### WHAT TO PRODUCE
In the data below, find every line that has the string "than", and copy it.

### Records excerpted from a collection
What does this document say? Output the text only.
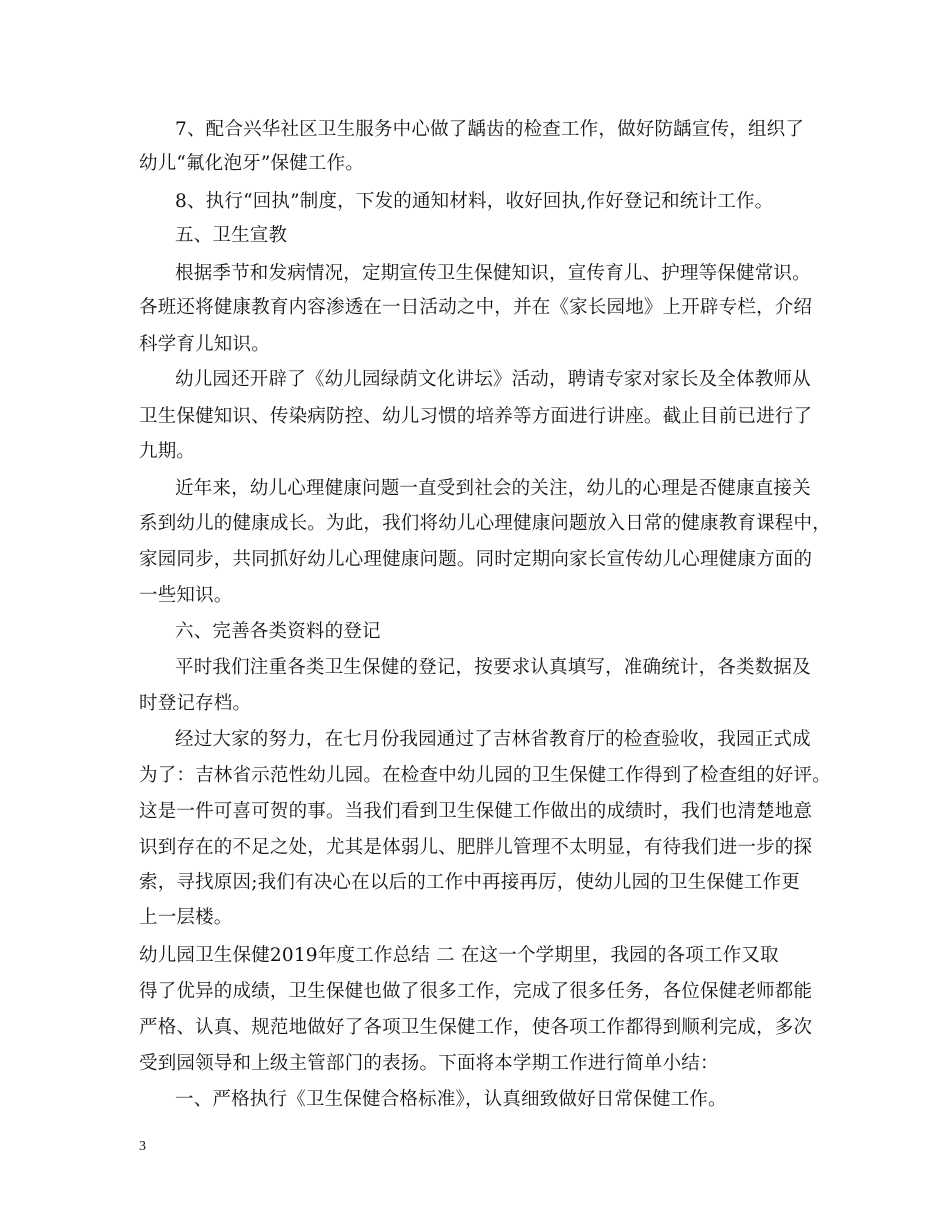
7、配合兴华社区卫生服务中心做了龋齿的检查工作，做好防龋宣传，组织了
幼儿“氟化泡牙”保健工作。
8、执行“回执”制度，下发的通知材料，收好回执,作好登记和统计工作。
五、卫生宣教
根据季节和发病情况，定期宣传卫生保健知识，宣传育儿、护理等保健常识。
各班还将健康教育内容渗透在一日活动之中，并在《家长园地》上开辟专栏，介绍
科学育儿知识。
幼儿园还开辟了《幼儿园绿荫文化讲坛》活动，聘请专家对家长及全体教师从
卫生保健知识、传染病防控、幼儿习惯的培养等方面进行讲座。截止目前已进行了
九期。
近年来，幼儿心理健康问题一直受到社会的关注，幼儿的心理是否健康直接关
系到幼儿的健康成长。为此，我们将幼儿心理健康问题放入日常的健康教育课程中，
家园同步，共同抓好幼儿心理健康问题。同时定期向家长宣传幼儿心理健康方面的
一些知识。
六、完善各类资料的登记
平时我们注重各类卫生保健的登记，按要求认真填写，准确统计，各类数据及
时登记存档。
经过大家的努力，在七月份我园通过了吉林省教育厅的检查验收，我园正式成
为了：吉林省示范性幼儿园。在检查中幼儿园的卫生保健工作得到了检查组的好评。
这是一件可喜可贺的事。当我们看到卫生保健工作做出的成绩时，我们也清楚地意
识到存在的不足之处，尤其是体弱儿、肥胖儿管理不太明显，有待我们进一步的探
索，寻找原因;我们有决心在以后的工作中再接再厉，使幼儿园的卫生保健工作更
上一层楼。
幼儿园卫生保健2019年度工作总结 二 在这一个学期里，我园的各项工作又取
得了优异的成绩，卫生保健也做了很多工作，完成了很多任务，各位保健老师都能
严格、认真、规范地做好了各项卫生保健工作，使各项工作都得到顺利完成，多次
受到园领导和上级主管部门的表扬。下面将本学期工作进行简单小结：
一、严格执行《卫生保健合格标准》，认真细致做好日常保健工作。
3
--
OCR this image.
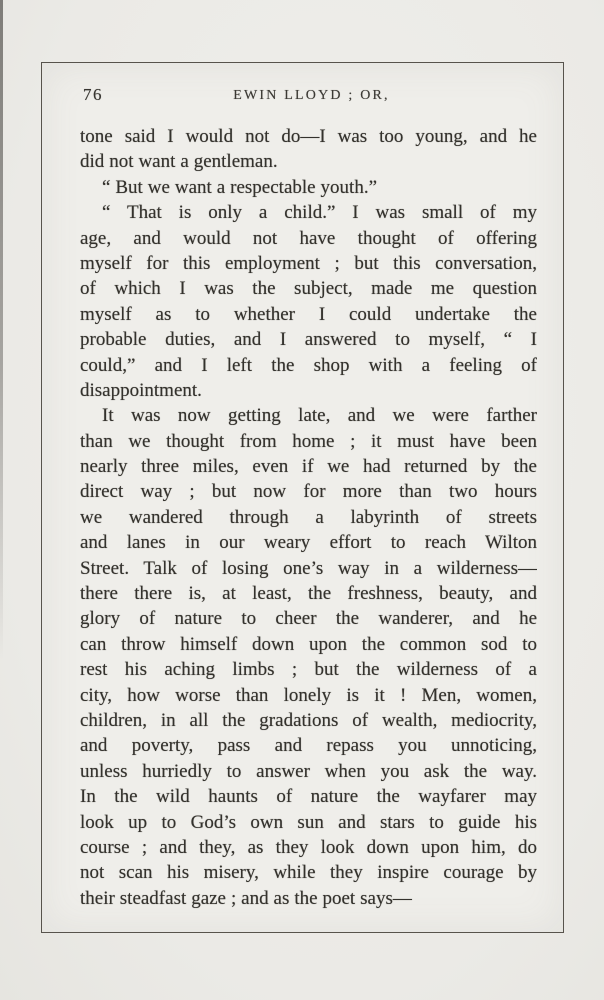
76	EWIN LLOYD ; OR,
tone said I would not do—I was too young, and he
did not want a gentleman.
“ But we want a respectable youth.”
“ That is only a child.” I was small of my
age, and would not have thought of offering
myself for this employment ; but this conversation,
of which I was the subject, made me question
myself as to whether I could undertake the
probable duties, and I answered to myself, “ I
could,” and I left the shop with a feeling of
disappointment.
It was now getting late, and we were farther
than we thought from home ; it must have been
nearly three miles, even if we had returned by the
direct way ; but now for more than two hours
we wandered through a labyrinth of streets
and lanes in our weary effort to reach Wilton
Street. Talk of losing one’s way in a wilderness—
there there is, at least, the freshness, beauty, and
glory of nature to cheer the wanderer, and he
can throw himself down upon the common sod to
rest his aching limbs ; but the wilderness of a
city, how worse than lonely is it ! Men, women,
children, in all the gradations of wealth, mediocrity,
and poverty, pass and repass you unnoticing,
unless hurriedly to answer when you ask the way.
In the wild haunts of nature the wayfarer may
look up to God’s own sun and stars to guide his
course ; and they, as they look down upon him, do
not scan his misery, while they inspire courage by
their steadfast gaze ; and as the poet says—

### ANSWER TO THE EXERCISE
than we thought from home ; it must have been
direct way ; but now for more than two hours
city, how worse than lonely is it ! Men, women,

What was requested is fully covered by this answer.